> Given instruction: Wherever the word "research" shows up in a line, please copy that line.

> Task inputs:

——

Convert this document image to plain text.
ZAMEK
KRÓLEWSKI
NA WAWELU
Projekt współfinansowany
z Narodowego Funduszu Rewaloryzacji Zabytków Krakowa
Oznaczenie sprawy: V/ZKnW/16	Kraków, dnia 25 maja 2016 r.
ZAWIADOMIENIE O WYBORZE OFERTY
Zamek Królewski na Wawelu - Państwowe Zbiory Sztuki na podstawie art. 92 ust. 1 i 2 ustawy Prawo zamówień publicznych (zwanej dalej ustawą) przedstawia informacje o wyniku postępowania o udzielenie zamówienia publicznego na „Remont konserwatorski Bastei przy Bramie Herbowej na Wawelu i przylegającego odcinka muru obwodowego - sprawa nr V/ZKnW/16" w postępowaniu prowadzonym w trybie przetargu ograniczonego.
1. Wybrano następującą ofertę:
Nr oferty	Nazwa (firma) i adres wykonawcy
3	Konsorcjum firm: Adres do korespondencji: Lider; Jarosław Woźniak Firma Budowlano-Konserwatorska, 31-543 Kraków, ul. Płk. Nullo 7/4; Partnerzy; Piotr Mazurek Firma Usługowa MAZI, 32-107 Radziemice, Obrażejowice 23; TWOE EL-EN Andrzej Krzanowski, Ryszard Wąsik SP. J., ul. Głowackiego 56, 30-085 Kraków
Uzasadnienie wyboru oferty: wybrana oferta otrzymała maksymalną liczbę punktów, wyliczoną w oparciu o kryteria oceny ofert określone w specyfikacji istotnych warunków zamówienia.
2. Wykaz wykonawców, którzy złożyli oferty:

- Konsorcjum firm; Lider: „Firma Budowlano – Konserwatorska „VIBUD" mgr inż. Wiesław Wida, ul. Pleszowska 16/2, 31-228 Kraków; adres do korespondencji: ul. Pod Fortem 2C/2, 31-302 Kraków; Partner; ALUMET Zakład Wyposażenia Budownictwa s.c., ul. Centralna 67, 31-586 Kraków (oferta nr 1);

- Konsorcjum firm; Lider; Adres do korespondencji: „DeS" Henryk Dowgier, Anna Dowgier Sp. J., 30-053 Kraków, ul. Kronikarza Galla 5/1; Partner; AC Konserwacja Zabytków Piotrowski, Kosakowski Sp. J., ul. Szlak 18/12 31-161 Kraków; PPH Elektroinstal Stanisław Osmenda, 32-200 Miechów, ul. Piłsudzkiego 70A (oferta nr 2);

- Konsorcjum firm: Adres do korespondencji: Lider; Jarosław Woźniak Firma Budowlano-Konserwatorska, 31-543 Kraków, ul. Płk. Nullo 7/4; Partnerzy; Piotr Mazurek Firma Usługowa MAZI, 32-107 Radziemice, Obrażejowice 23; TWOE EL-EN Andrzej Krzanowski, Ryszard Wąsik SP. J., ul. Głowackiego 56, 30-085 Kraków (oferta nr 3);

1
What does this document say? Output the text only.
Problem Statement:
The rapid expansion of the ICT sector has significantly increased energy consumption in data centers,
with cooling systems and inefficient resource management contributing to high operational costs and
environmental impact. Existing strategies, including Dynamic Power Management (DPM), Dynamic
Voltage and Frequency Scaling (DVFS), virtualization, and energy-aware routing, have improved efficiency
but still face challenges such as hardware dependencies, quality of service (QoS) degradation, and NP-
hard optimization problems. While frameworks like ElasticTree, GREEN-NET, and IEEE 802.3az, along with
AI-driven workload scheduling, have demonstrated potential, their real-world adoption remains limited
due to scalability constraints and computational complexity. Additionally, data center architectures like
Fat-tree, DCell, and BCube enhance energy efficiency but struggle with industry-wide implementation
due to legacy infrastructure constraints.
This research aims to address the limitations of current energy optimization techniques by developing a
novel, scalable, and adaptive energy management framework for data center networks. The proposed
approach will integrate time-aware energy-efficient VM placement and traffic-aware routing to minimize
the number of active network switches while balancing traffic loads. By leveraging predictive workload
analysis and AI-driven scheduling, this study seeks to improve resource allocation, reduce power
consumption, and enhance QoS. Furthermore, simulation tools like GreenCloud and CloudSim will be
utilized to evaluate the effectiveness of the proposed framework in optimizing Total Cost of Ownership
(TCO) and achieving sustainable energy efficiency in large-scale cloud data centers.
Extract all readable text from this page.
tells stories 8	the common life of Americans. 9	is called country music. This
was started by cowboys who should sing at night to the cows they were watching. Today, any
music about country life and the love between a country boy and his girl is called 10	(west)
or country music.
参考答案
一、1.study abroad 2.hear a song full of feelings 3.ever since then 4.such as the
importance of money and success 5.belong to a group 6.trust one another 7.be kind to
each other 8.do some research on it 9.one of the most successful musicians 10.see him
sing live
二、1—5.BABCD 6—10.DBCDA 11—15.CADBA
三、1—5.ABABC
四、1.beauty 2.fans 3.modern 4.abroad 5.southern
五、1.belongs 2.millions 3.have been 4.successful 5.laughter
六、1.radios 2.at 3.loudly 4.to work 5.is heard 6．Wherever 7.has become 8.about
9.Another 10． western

——

> Final answer:
This research aims to address the limitations of current energy optimization techniques by developing a
each other 8.do some research on it 9.one of the most successful musicians 10.see him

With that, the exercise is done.